## Material for this task
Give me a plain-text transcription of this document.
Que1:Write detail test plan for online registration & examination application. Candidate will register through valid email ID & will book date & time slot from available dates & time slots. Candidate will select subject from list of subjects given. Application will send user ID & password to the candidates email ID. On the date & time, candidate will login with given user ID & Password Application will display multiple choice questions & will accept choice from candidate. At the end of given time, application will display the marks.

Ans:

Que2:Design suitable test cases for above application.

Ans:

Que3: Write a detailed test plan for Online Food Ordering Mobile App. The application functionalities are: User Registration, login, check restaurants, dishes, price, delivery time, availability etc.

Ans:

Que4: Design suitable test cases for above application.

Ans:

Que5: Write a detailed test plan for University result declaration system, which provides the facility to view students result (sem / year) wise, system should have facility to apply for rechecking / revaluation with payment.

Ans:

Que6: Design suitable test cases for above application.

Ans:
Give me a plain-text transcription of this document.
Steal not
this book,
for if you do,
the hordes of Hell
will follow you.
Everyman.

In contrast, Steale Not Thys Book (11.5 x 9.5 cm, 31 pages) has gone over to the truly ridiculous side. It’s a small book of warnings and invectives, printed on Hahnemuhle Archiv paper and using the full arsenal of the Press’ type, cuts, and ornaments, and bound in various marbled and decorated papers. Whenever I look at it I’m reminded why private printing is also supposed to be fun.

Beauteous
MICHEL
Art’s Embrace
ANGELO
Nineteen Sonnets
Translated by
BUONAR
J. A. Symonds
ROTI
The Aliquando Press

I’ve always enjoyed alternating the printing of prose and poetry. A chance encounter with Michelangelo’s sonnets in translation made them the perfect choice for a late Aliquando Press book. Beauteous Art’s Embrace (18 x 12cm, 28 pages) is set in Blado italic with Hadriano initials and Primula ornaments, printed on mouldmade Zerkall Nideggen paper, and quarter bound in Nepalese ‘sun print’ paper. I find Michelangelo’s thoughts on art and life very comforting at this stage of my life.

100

## What to produce
Filter the records above and return every line that holds the word "suitable".

## Full response
Que2:Design suitable test cases for above application.
Que4: Design suitable test cases for above application.
Que6: Design suitable test cases for above application.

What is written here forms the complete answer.